<<<<

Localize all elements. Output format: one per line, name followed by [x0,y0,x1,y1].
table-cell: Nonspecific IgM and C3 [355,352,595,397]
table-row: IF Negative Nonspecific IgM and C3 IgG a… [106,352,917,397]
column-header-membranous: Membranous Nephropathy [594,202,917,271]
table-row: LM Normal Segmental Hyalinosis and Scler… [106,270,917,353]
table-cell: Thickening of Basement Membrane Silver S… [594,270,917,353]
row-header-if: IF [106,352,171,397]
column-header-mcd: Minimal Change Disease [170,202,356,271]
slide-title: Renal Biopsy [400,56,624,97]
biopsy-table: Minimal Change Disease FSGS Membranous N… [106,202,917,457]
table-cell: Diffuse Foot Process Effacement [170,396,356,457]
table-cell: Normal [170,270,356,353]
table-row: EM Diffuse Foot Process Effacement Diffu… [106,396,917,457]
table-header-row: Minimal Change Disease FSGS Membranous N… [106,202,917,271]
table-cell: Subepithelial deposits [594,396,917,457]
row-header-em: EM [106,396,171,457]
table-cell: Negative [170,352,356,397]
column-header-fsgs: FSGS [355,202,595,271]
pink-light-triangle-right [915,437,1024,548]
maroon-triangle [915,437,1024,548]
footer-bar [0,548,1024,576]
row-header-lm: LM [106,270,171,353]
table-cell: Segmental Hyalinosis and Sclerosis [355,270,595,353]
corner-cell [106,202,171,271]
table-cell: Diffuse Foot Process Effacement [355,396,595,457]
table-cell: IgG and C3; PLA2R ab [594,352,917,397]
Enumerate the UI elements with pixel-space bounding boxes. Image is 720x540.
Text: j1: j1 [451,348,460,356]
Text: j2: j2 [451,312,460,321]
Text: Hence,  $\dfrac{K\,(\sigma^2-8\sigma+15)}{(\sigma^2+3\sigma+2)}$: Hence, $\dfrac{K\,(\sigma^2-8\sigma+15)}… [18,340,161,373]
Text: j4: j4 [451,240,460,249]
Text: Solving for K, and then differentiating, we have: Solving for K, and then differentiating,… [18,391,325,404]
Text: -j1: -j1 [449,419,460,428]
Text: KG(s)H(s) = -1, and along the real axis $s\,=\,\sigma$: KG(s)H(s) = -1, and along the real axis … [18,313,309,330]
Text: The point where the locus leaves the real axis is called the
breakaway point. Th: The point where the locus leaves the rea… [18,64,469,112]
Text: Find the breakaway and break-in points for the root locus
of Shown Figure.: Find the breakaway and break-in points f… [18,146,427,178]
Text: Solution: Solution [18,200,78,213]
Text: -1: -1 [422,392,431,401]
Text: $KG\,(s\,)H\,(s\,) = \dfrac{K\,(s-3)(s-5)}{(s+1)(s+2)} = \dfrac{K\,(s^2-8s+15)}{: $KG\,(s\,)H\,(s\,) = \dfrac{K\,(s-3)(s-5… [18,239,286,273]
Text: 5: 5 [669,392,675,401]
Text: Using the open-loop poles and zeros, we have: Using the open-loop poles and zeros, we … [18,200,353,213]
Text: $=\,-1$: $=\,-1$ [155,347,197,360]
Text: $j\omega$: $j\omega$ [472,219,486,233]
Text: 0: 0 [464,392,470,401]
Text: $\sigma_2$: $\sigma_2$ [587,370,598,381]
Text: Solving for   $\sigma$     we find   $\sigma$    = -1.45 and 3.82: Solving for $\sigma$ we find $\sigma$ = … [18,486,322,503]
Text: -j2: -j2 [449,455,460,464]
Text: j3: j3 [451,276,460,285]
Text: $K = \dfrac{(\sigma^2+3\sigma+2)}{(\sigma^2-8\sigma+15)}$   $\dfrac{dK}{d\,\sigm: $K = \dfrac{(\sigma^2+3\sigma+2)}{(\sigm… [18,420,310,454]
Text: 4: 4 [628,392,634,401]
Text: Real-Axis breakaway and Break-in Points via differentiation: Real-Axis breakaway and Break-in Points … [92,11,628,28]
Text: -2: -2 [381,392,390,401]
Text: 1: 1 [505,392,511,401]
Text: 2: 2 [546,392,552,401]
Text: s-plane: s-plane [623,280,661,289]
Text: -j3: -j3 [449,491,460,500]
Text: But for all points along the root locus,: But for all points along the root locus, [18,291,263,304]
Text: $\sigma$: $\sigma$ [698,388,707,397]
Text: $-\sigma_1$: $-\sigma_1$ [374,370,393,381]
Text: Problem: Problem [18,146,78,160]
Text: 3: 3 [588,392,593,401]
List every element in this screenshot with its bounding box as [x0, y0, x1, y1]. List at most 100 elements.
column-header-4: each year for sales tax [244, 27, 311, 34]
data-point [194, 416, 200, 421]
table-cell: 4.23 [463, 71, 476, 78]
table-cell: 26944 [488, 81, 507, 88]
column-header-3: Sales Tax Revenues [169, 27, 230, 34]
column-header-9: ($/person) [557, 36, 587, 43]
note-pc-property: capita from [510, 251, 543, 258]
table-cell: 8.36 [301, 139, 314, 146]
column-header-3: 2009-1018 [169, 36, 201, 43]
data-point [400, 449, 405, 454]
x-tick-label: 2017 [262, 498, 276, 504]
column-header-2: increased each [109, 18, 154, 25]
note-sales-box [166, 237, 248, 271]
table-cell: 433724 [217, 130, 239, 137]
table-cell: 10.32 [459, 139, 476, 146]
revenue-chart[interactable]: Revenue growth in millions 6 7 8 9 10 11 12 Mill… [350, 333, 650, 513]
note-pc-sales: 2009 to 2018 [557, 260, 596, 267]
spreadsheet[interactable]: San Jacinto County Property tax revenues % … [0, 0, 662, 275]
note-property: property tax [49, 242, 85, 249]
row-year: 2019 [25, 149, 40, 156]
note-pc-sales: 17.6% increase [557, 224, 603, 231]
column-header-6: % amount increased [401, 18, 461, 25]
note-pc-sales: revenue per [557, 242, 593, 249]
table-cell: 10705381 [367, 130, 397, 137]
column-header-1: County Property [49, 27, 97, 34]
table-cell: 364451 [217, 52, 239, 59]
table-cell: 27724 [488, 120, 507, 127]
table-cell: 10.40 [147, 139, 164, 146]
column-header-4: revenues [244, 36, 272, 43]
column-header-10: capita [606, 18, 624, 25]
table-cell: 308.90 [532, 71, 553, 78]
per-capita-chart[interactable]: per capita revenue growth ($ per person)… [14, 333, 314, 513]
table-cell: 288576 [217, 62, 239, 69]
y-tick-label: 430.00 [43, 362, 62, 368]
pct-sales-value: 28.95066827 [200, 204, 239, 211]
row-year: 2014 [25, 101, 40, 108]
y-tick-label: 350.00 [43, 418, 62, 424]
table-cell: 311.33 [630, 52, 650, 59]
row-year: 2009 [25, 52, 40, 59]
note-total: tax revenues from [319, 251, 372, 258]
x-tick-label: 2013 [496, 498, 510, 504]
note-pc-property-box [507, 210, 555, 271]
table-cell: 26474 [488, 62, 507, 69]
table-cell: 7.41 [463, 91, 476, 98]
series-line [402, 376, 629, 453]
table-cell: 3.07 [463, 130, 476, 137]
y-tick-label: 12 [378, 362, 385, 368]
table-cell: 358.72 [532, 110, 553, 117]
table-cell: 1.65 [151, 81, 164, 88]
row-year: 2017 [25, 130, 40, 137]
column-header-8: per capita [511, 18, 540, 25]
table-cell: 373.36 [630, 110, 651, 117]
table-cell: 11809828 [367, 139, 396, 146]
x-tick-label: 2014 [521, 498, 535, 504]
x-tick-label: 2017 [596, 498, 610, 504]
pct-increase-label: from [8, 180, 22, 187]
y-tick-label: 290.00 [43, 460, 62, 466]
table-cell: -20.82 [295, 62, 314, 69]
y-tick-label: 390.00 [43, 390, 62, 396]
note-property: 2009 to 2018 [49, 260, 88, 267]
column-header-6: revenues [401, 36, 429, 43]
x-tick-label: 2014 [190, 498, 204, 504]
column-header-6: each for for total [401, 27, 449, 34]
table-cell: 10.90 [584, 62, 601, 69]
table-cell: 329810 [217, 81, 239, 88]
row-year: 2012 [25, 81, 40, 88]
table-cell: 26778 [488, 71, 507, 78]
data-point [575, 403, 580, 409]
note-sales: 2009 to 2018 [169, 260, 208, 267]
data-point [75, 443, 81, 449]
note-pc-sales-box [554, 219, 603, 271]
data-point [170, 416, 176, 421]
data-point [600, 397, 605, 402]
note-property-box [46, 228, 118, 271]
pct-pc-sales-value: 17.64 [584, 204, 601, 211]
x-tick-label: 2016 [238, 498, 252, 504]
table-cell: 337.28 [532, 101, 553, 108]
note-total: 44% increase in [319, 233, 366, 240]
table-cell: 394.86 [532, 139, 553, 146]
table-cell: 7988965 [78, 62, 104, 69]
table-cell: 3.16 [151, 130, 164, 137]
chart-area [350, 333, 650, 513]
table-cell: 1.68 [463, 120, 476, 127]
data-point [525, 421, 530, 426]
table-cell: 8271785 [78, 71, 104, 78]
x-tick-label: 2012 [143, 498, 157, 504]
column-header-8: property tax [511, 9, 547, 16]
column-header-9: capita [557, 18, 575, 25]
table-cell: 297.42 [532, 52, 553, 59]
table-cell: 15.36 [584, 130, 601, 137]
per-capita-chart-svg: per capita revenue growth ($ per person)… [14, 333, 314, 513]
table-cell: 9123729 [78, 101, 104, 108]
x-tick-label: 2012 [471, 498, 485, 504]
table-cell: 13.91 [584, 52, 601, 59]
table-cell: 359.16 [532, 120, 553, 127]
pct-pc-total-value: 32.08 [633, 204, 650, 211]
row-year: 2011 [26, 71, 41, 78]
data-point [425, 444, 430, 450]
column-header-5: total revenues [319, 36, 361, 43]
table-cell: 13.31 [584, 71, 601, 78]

>>>>

Brief:
Please copy out the stretch of the records from the very first line through the line containing "table-row: IF Negative", including that line, reproducing each line without any change.

Finished answer:
Localize all elements. Output format: one per line, name followed by [x0,y0,x1,y1].
table-cell: Nonspecific IgM and C3 [355,352,595,397]
table-row: IF Negative Nonspecific IgM and C3 IgG a… [106,352,917,397]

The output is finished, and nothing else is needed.